> INSTRUCTION
From the listing below, extract every line containing "Monday".

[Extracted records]
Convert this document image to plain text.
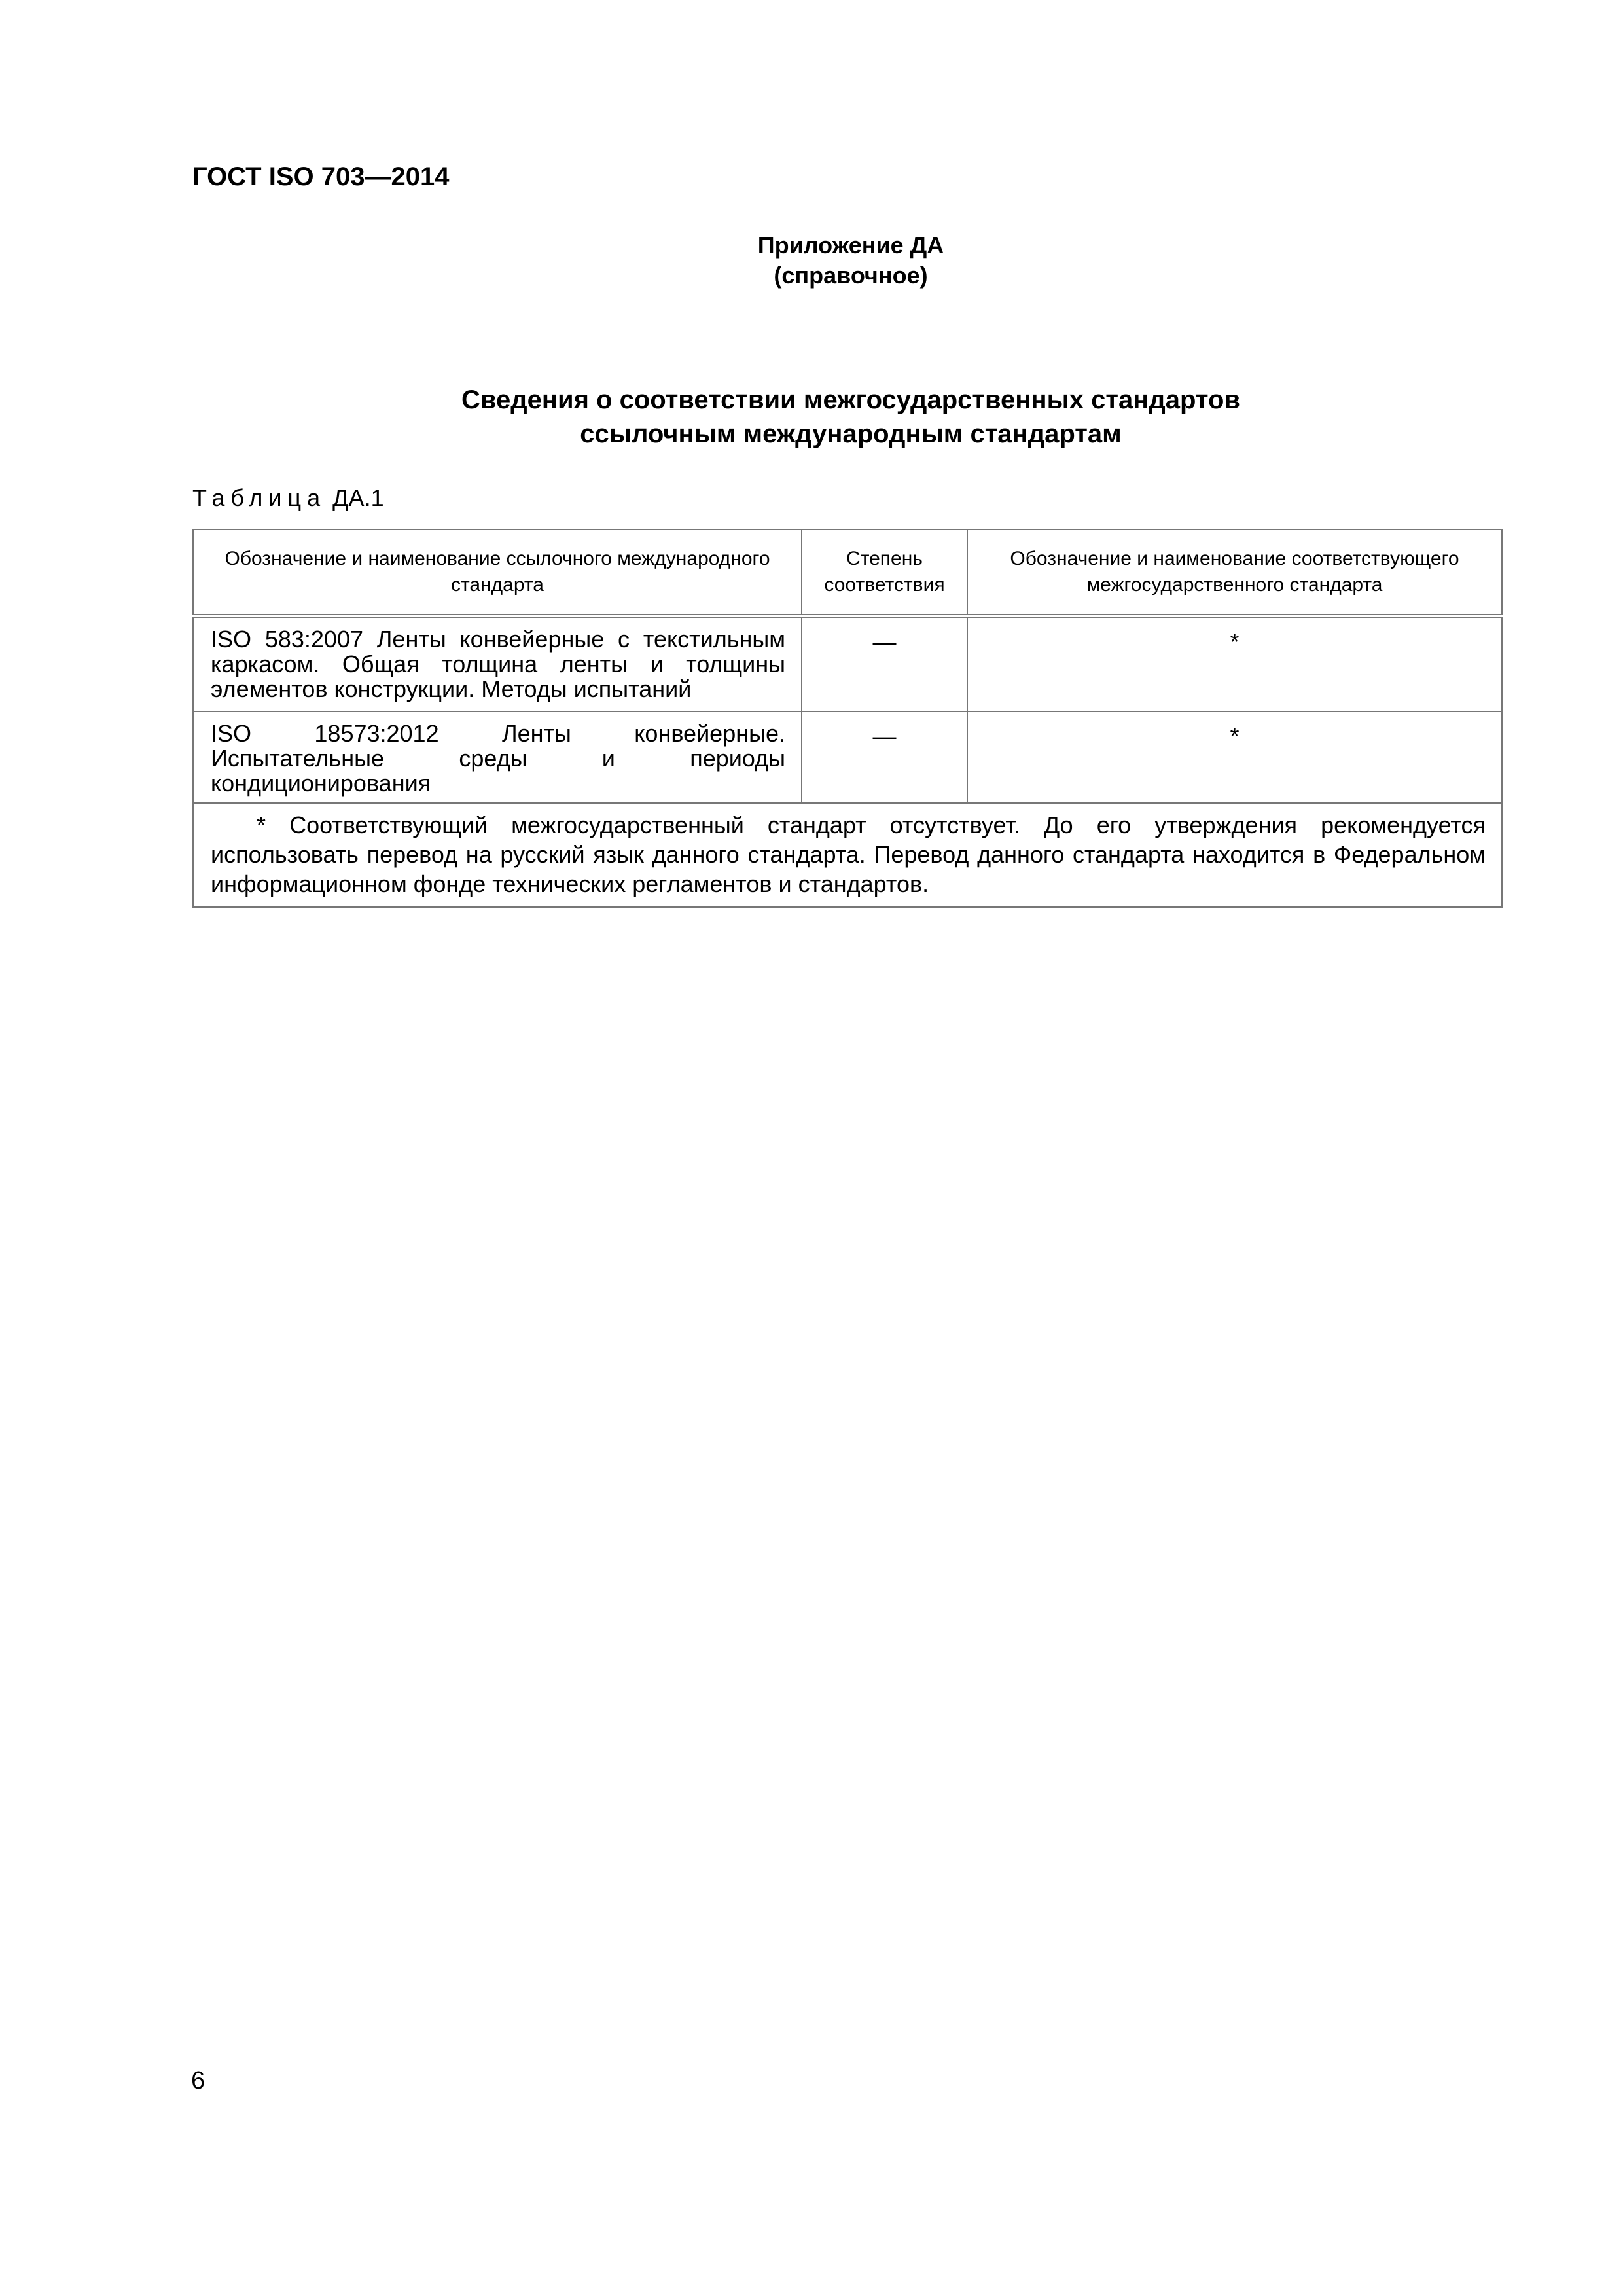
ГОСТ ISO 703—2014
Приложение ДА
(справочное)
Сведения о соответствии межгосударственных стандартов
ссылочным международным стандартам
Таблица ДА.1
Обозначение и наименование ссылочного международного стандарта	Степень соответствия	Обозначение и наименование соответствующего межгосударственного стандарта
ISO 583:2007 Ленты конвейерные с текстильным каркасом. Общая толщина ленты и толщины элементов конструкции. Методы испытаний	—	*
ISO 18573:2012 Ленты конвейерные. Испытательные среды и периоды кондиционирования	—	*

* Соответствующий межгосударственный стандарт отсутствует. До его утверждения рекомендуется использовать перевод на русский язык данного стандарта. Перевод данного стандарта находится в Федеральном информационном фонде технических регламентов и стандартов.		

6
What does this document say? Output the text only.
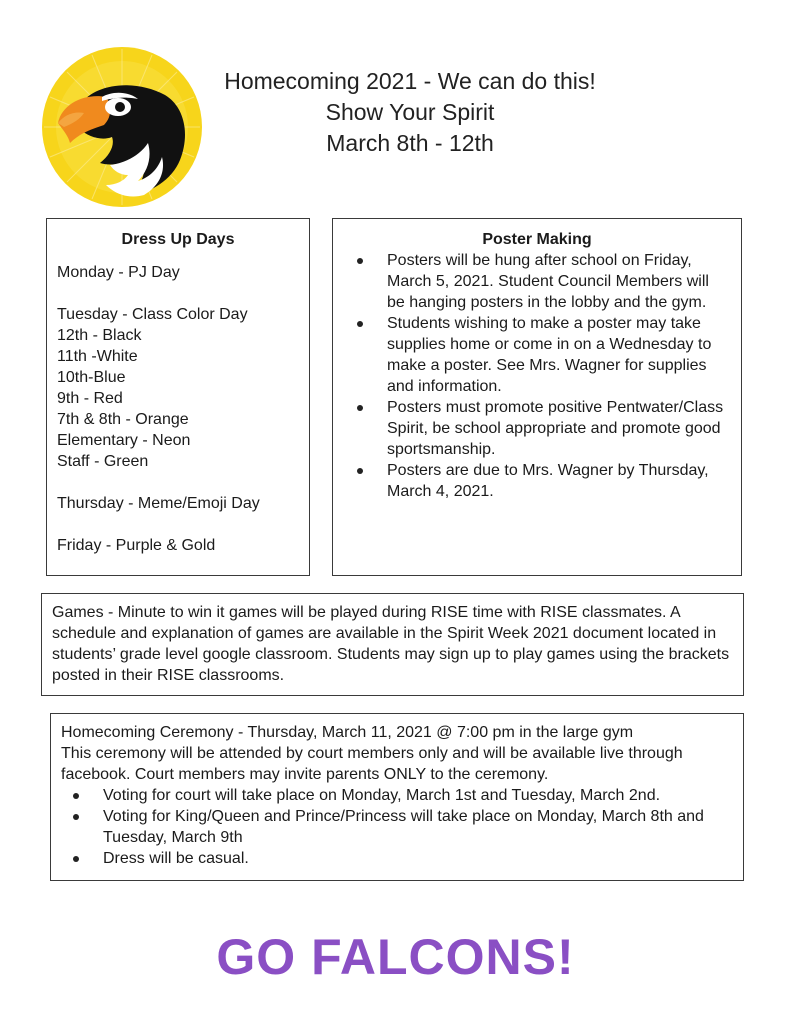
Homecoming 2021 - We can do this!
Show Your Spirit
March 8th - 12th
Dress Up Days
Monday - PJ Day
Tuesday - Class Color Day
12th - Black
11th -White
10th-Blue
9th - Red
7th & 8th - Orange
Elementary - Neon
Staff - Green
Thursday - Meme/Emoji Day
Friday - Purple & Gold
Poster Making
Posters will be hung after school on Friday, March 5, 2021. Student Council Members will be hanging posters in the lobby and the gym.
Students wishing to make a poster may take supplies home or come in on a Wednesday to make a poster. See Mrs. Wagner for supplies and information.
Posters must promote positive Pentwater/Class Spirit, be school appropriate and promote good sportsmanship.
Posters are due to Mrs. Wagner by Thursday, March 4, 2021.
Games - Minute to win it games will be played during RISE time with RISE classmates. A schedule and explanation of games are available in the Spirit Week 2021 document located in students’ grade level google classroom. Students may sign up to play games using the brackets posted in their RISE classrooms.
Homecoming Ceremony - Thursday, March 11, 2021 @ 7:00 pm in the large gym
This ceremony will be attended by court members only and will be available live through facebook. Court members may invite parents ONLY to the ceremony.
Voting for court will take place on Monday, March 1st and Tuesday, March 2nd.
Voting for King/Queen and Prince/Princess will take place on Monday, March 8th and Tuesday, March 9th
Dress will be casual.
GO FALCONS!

> EXERCISE OUTPUT
Monday - PJ Day
Voting for court will take place on Monday, March 1st and Tuesday, March 2nd.
Voting for King/Queen and Prince/Princess will take place on Monday, March 8th and Tuesday, March 9th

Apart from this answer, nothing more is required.